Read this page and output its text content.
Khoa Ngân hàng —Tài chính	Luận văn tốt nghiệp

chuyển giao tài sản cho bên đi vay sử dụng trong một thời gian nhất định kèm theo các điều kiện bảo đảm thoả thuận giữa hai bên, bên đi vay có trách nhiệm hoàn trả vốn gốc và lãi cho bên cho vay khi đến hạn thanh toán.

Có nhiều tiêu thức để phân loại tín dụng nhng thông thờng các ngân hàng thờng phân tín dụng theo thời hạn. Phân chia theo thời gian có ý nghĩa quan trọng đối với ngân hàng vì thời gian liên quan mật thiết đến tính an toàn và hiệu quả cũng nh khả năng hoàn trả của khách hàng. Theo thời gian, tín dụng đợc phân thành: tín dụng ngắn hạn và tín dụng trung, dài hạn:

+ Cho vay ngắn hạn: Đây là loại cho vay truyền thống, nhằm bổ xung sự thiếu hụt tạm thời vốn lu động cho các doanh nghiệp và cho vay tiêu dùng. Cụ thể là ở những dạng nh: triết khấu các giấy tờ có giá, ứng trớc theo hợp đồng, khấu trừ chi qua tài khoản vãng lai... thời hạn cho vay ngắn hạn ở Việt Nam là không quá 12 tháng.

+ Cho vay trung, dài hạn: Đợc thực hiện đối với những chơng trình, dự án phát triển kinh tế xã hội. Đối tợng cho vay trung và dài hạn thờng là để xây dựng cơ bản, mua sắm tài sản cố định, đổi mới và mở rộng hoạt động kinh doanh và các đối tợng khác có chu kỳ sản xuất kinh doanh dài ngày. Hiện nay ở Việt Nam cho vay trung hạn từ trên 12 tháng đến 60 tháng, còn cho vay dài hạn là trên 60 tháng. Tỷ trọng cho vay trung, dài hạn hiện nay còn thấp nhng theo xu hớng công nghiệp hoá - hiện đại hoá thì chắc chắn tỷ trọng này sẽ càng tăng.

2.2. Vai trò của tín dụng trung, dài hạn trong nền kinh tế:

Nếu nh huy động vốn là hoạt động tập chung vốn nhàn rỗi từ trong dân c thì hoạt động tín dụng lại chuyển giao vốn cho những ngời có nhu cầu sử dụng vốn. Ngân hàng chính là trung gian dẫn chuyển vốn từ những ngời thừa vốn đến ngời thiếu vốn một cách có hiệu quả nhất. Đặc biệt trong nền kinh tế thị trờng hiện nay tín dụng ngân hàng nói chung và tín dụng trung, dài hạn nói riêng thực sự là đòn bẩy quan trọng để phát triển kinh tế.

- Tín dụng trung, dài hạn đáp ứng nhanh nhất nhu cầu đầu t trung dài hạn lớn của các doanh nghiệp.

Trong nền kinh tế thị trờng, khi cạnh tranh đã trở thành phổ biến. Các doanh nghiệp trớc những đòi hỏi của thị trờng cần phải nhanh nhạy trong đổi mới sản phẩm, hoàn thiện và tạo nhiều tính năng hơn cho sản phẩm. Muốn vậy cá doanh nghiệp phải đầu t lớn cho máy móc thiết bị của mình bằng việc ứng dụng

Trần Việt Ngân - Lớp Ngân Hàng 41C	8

◆ TO BE DONE ◆
Write out all the data again, exactly as it appears.

◆ WRITTEN REPLY ◆
Read this page and output its text content.
Khoa Ngân hàng —Tài chính	Luận văn tốt nghiệp

chuyển giao tài sản cho bên đi vay sử dụng trong một thời gian nhất định kèm theo các điều kiện bảo đảm thoả thuận giữa hai bên, bên đi vay có trách nhiệm hoàn trả vốn gốc và lãi cho bên cho vay khi đến hạn thanh toán.

Có nhiều tiêu thức để phân loại tín dụng nhng thông thờng các ngân hàng thờng phân tín dụng theo thời hạn. Phân chia theo thời gian có ý nghĩa quan trọng đối với ngân hàng vì thời gian liên quan mật thiết đến tính an toàn và hiệu quả cũng nh khả năng hoàn trả của khách hàng. Theo thời gian, tín dụng đợc phân thành: tín dụng ngắn hạn và tín dụng trung, dài hạn:

+ Cho vay ngắn hạn: Đây là loại cho vay truyền thống, nhằm bổ xung sự thiếu hụt tạm thời vốn lu động cho các doanh nghiệp và cho vay tiêu dùng. Cụ thể là ở những dạng nh: triết khấu các giấy tờ có giá, ứng trớc theo hợp đồng, khấu trừ chi qua tài khoản vãng lai... thời hạn cho vay ngắn hạn ở Việt Nam là không quá 12 tháng.

+ Cho vay trung, dài hạn: Đợc thực hiện đối với những chơng trình, dự án phát triển kinh tế xã hội. Đối tợng cho vay trung và dài hạn thờng là để xây dựng cơ bản, mua sắm tài sản cố định, đổi mới và mở rộng hoạt động kinh doanh và các đối tợng khác có chu kỳ sản xuất kinh doanh dài ngày. Hiện nay ở Việt Nam cho vay trung hạn từ trên 12 tháng đến 60 tháng, còn cho vay dài hạn là trên 60 tháng. Tỷ trọng cho vay trung, dài hạn hiện nay còn thấp nhng theo xu hớng công nghiệp hoá - hiện đại hoá thì chắc chắn tỷ trọng này sẽ càng tăng.

2.2. Vai trò của tín dụng trung, dài hạn trong nền kinh tế:

Nếu nh huy động vốn là hoạt động tập chung vốn nhàn rỗi từ trong dân c thì hoạt động tín dụng lại chuyển giao vốn cho những ngời có nhu cầu sử dụng vốn. Ngân hàng chính là trung gian dẫn chuyển vốn từ những ngời thừa vốn đến ngời thiếu vốn một cách có hiệu quả nhất. Đặc biệt trong nền kinh tế thị trờng hiện nay tín dụng ngân hàng nói chung và tín dụng trung, dài hạn nói riêng thực sự là đòn bẩy quan trọng để phát triển kinh tế.

- Tín dụng trung, dài hạn đáp ứng nhanh nhất nhu cầu đầu t trung dài hạn lớn của các doanh nghiệp.

Trong nền kinh tế thị trờng, khi cạnh tranh đã trở thành phổ biến. Các doanh nghiệp trớc những đòi hỏi của thị trờng cần phải nhanh nhạy trong đổi mới sản phẩm, hoàn thiện và tạo nhiều tính năng hơn cho sản phẩm. Muốn vậy cá doanh nghiệp phải đầu t lớn cho máy móc thiết bị của mình bằng việc ứng dụng

Trần Việt Ngân - Lớp Ngân Hàng 41C	8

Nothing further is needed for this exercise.